::: RECORD LIST

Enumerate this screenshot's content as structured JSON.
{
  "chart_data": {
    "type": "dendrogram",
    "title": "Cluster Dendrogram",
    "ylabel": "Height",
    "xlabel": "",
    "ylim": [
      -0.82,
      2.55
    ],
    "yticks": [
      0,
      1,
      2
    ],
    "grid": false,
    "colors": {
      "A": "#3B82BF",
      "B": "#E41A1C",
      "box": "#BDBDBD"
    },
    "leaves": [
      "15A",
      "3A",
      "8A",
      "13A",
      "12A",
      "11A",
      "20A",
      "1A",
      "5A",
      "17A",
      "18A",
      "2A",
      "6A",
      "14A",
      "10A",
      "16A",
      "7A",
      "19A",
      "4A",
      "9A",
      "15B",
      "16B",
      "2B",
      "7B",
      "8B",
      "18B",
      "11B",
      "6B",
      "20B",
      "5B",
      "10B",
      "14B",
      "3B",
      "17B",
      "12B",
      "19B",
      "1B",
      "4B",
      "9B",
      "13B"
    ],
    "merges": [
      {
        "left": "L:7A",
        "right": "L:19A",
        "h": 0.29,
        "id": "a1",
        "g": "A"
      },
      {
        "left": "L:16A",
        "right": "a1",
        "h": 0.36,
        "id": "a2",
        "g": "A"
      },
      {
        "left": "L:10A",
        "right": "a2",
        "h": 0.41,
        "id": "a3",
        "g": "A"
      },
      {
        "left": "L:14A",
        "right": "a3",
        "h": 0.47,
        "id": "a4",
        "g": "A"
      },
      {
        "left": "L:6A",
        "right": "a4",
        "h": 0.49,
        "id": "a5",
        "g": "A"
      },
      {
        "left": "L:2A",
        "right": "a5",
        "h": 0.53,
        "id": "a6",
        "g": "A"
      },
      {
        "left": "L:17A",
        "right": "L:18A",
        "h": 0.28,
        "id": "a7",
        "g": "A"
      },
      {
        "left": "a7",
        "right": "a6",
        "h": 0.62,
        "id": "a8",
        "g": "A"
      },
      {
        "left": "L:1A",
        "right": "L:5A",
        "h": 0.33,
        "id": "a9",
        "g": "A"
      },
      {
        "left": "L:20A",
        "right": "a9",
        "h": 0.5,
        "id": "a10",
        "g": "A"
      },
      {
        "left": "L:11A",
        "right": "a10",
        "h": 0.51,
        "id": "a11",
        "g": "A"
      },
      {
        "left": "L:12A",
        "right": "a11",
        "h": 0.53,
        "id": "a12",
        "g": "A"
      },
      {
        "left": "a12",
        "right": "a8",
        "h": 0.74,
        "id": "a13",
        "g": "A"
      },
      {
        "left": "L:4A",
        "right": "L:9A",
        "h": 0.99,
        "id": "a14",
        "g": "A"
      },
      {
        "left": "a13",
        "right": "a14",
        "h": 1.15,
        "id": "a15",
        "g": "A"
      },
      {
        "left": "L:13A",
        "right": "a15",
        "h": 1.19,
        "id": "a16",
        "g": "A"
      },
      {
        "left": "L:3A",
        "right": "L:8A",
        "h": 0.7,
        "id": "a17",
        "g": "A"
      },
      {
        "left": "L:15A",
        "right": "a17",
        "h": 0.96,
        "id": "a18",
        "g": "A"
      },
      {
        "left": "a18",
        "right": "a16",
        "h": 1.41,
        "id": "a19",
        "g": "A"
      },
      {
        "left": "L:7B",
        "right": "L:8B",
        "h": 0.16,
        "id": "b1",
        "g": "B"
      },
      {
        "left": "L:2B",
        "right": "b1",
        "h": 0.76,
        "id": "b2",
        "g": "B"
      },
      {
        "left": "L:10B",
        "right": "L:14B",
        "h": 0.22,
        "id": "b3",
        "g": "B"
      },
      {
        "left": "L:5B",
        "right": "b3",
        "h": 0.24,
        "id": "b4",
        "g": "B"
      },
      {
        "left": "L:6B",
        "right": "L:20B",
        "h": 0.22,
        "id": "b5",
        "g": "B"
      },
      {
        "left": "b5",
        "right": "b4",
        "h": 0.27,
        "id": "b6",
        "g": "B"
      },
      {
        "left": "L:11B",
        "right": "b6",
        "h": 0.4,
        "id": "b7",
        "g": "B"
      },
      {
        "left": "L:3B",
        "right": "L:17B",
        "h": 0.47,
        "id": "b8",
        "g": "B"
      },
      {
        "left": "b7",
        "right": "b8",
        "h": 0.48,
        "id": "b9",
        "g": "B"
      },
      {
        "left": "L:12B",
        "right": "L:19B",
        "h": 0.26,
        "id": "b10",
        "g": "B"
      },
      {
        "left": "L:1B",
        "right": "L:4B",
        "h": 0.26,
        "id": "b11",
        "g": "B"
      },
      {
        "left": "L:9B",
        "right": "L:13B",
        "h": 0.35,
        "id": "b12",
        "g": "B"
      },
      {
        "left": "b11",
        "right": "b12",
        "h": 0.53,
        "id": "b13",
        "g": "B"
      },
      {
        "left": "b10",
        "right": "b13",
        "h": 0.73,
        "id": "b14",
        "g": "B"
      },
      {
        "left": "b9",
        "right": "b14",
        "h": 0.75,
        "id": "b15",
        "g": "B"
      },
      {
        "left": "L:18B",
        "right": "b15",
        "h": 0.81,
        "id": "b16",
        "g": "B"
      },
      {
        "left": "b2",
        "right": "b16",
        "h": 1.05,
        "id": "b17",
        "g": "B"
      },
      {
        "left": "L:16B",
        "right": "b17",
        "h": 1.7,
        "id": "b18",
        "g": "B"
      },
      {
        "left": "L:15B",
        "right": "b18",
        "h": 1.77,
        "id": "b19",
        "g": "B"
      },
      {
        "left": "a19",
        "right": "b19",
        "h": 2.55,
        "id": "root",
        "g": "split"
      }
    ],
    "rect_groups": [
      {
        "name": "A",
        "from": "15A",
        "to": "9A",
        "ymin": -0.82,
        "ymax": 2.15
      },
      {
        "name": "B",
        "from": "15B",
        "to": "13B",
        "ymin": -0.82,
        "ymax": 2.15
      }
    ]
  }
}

::::::

## INSTRUCTIONS TO FOLLOW
Here, the records must be output exactly and in full.

## SOLUTION TO THIS EXERCISE
Enumerate this screenshot's content as structured JSON.
{
  "chart_data": {
    "type": "dendrogram",
    "title": "Cluster Dendrogram",
    "ylabel": "Height",
    "xlabel": "",
    "ylim": [
      -0.82,
      2.55
    ],
    "yticks": [
      0,
      1,
      2
    ],
    "grid": false,
    "colors": {
      "A": "#3B82BF",
      "B": "#E41A1C",
      "box": "#BDBDBD"
    },
    "leaves": [
      "15A",
      "3A",
      "8A",
      "13A",
      "12A",
      "11A",
      "20A",
      "1A",
      "5A",
      "17A",
      "18A",
      "2A",
      "6A",
      "14A",
      "10A",
      "16A",
      "7A",
      "19A",
      "4A",
      "9A",
      "15B",
      "16B",
      "2B",
      "7B",
      "8B",
      "18B",
      "11B",
      "6B",
      "20B",
      "5B",
      "10B",
      "14B",
      "3B",
      "17B",
      "12B",
      "19B",
      "1B",
      "4B",
      "9B",
      "13B"
    ],
    "merges": [
      {
        "left": "L:7A",
        "right": "L:19A",
        "h": 0.29,
        "id": "a1",
        "g": "A"
      },
      {
        "left": "L:16A",
        "right": "a1",
        "h": 0.36,
        "id": "a2",
        "g": "A"
      },
      {
        "left": "L:10A",
        "right": "a2",
        "h": 0.41,
        "id": "a3",
        "g": "A"
      },
      {
        "left": "L:14A",
        "right": "a3",
        "h": 0.47,
        "id": "a4",
        "g": "A"
      },
      {
        "left": "L:6A",
        "right": "a4",
        "h": 0.49,
        "id": "a5",
        "g": "A"
      },
      {
        "left": "L:2A",
        "right": "a5",
        "h": 0.53,
        "id": "a6",
        "g": "A"
      },
      {
        "left": "L:17A",
        "right": "L:18A",
        "h": 0.28,
        "id": "a7",
        "g": "A"
      },
      {
        "left": "a7",
        "right": "a6",
        "h": 0.62,
        "id": "a8",
        "g": "A"
      },
      {
        "left": "L:1A",
        "right": "L:5A",
        "h": 0.33,
        "id": "a9",
        "g": "A"
      },
      {
        "left": "L:20A",
        "right": "a9",
        "h": 0.5,
        "id": "a10",
        "g": "A"
      },
      {
        "left": "L:11A",
        "right": "a10",
        "h": 0.51,
        "id": "a11",
        "g": "A"
      },
      {
        "left": "L:12A",
        "right": "a11",
        "h": 0.53,
        "id": "a12",
        "g": "A"
      },
      {
        "left": "a12",
        "right": "a8",
        "h": 0.74,
        "id": "a13",
        "g": "A"
      },
      {
        "left": "L:4A",
        "right": "L:9A",
        "h": 0.99,
        "id": "a14",
        "g": "A"
      },
      {
        "left": "a13",
        "right": "a14",
        "h": 1.15,
        "id": "a15",
        "g": "A"
      },
      {
        "left": "L:13A",
        "right": "a15",
        "h": 1.19,
        "id": "a16",
        "g": "A"
      },
      {
        "left": "L:3A",
        "right": "L:8A",
        "h": 0.7,
        "id": "a17",
        "g": "A"
      },
      {
        "left": "L:15A",
        "right": "a17",
        "h": 0.96,
        "id": "a18",
        "g": "A"
      },
      {
        "left": "a18",
        "right": "a16",
        "h": 1.41,
        "id": "a19",
        "g": "A"
      },
      {
        "left": "L:7B",
        "right": "L:8B",
        "h": 0.16,
        "id": "b1",
        "g": "B"
      },
      {
        "left": "L:2B",
        "right": "b1",
        "h": 0.76,
        "id": "b2",
        "g": "B"
      },
      {
        "left": "L:10B",
        "right": "L:14B",
        "h": 0.22,
        "id": "b3",
        "g": "B"
      },
      {
        "left": "L:5B",
        "right": "b3",
        "h": 0.24,
        "id": "b4",
        "g": "B"
      },
      {
        "left": "L:6B",
        "right": "L:20B",
        "h": 0.22,
        "id": "b5",
        "g": "B"
      },
      {
        "left": "b5",
        "right": "b4",
        "h": 0.27,
        "id": "b6",
        "g": "B"
      },
      {
        "left": "L:11B",
        "right": "b6",
        "h": 0.4,
        "id": "b7",
        "g": "B"
      },
      {
        "left": "L:3B",
        "right": "L:17B",
        "h": 0.47,
        "id": "b8",
        "g": "B"
      },
      {
        "left": "b7",
        "right": "b8",
        "h": 0.48,
        "id": "b9",
        "g": "B"
      },
      {
        "left": "L:12B",
        "right": "L:19B",
        "h": 0.26,
        "id": "b10",
        "g": "B"
      },
      {
        "left": "L:1B",
        "right": "L:4B",
        "h": 0.26,
        "id": "b11",
        "g": "B"
      },
      {
        "left": "L:9B",
        "right": "L:13B",
        "h": 0.35,
        "id": "b12",
        "g": "B"
      },
      {
        "left": "b11",
        "right": "b12",
        "h": 0.53,
        "id": "b13",
        "g": "B"
      },
      {
        "left": "b10",
        "right": "b13",
        "h": 0.73,
        "id": "b14",
        "g": "B"
      },
      {
        "left": "b9",
        "right": "b14",
        "h": 0.75,
        "id": "b15",
        "g": "B"
      },
      {
        "left": "L:18B",
        "right": "b15",
        "h": 0.81,
        "id": "b16",
        "g": "B"
      },
      {
        "left": "b2",
        "right": "b16",
        "h": 1.05,
        "id": "b17",
        "g": "B"
      },
      {
        "left": "L:16B",
        "right": "b17",
        "h": 1.7,
        "id": "b18",
        "g": "B"
      },
      {
        "left": "L:15B",
        "right": "b18",
        "h": 1.77,
        "id": "b19",
        "g": "B"
      },
      {
        "left": "a19",
        "right": "b19",
        "h": 2.55,
        "id": "root",
        "g": "split"
      }
    ],
    "rect_groups": [
      {
        "name": "A",
        "from": "15A",
        "to": "9A",
        "ymin": -0.82,
        "ymax": 2.15
      },
      {
        "name": "B",
        "from": "15B",
        "to": "13B",
        "ymin": -0.82,
        "ymax": 2.15
      }
    ]
  }
}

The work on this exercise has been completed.